▸ **Exercise**: Find every line in the records below that holds the word "upload", and copy it out.

Dataset items:
## begin

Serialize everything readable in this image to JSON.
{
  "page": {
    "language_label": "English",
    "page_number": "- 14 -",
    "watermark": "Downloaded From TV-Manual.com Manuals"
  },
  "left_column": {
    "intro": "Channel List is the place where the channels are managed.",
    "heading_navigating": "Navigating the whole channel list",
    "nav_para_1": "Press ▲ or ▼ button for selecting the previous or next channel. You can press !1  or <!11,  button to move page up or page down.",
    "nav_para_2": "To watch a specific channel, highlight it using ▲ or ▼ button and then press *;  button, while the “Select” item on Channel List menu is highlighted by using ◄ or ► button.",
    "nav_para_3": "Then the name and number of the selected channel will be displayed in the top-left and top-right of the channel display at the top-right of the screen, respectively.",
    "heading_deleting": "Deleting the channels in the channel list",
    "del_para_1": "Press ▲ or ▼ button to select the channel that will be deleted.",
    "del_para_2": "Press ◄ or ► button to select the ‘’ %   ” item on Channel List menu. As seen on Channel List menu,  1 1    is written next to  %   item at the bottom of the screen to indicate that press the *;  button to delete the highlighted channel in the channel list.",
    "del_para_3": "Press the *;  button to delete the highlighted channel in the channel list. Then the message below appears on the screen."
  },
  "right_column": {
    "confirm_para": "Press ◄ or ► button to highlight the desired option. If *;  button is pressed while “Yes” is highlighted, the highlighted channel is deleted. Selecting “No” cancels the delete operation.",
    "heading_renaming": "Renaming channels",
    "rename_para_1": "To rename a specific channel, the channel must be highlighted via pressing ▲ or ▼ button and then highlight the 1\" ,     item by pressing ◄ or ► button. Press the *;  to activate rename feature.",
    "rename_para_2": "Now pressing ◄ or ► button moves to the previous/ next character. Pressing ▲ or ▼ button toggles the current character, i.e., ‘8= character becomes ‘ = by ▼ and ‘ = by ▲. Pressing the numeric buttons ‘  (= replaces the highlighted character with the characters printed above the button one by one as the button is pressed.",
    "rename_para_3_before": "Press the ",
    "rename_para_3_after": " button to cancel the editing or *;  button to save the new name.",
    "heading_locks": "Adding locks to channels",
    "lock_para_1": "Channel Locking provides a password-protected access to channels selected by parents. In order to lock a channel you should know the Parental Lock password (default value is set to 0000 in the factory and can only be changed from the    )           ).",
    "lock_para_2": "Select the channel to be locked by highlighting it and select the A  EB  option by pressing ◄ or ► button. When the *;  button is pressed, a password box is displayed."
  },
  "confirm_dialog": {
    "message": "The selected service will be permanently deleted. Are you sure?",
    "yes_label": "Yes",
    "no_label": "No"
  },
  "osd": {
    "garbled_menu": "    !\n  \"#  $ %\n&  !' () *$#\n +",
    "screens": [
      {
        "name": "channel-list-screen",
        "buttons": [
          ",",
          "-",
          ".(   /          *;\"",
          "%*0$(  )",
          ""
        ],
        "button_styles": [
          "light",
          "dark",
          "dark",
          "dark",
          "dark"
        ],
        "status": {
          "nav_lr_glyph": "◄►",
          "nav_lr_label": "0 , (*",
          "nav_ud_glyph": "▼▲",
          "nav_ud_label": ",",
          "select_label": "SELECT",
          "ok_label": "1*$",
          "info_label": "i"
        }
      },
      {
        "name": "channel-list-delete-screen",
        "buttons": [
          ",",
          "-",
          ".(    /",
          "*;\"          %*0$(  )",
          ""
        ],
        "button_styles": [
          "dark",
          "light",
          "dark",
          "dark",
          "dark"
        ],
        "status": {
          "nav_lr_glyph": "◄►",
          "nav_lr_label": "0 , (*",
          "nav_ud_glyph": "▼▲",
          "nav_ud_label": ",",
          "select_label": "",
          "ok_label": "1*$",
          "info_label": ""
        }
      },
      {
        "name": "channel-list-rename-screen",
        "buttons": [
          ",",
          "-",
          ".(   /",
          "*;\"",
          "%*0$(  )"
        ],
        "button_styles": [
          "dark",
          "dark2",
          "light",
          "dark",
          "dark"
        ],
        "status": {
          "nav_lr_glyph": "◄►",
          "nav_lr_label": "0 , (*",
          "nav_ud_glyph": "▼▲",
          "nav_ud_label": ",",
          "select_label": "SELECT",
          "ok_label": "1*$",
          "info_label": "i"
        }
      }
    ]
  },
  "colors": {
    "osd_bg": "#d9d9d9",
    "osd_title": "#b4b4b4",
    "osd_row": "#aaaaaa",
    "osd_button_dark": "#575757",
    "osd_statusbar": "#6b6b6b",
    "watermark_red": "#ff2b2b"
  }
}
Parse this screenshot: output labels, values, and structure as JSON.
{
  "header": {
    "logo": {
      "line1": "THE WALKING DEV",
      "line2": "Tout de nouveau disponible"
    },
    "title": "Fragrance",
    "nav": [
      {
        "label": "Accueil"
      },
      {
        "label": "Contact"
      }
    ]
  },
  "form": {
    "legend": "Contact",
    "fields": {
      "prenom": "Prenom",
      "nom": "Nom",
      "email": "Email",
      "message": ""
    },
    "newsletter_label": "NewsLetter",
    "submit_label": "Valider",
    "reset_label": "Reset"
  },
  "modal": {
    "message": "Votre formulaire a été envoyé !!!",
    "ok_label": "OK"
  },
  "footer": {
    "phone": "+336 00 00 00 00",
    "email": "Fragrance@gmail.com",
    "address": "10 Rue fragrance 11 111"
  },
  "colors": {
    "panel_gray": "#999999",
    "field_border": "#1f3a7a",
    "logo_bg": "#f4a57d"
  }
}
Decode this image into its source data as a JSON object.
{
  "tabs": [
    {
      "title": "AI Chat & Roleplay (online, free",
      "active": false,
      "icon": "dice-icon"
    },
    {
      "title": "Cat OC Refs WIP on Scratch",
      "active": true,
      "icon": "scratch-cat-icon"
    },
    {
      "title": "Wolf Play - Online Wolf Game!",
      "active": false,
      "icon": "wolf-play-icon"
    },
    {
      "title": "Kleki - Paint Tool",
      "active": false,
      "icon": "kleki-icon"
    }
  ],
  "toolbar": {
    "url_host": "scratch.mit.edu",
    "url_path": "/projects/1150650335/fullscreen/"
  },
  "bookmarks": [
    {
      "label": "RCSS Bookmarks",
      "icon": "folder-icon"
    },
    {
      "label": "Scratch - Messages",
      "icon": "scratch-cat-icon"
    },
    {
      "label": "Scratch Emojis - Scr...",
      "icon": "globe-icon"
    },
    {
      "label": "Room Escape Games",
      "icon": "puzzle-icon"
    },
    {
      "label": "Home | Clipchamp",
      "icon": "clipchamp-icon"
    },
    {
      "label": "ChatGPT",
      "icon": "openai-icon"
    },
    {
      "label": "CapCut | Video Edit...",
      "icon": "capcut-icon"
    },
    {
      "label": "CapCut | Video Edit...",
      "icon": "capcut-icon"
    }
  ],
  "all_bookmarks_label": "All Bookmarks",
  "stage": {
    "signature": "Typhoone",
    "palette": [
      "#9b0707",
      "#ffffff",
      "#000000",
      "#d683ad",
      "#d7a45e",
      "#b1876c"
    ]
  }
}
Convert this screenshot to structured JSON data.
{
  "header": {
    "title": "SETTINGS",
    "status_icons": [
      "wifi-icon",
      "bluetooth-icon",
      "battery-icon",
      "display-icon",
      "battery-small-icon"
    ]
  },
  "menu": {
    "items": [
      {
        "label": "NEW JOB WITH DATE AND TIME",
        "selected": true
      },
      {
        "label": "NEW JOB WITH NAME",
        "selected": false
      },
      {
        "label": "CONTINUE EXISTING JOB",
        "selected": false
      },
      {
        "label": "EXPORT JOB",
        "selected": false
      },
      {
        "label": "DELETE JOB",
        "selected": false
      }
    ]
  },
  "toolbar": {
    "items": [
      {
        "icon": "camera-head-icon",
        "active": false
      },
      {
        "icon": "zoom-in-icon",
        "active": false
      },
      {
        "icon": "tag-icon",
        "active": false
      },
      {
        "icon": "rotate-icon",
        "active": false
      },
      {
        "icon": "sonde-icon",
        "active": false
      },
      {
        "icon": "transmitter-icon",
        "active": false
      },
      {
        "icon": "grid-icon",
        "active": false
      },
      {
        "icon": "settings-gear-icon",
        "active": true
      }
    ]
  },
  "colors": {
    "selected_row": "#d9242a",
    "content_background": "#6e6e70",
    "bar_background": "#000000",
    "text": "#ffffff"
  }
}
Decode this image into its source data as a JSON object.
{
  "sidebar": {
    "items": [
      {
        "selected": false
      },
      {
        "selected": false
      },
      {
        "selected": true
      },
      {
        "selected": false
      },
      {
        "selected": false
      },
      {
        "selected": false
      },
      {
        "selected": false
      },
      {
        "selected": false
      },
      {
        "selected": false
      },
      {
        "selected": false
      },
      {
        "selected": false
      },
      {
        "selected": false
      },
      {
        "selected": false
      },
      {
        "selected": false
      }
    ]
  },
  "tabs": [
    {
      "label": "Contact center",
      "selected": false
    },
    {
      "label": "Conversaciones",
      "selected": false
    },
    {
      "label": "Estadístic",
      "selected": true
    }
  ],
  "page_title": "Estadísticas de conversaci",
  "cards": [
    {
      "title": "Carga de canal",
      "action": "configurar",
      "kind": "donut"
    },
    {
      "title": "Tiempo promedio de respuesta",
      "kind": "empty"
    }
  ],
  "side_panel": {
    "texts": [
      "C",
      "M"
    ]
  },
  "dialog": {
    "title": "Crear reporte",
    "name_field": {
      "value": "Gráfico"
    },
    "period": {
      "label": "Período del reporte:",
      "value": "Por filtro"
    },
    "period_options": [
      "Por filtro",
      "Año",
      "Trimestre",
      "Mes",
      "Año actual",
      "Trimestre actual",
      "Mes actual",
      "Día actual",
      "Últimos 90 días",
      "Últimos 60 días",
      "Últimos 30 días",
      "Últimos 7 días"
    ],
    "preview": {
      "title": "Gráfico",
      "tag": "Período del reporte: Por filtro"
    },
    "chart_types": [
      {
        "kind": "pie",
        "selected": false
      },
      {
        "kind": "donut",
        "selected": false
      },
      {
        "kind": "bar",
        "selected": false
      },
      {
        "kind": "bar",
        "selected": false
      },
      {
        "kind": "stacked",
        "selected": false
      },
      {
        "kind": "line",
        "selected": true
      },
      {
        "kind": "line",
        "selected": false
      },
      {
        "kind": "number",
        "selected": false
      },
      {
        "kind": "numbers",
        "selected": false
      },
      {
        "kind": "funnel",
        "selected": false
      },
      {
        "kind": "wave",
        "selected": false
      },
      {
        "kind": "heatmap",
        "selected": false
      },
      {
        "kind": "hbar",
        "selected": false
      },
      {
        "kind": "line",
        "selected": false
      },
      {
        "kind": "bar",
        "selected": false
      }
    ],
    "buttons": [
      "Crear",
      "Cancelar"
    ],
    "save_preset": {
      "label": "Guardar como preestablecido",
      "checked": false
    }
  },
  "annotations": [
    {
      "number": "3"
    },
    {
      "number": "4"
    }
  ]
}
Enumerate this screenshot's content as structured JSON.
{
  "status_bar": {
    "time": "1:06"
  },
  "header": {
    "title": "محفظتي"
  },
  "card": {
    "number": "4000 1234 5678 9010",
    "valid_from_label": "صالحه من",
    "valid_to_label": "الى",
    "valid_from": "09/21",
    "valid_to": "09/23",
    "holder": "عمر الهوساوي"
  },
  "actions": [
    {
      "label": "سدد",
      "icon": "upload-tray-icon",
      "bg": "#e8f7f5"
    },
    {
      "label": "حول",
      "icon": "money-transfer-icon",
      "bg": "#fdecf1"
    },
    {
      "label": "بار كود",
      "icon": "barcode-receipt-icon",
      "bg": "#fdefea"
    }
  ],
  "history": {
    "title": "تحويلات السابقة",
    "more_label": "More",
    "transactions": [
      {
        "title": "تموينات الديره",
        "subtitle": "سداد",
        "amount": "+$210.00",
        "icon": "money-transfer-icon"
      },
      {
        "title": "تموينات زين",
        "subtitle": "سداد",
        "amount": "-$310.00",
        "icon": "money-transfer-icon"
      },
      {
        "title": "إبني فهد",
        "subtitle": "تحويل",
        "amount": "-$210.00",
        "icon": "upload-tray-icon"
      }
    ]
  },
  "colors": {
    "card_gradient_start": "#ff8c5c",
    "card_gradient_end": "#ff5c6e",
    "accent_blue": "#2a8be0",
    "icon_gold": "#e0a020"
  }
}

## end

▸ **Result for this exercise**:
      "icon": "upload-tray-icon",
        "icon": "upload-tray-icon"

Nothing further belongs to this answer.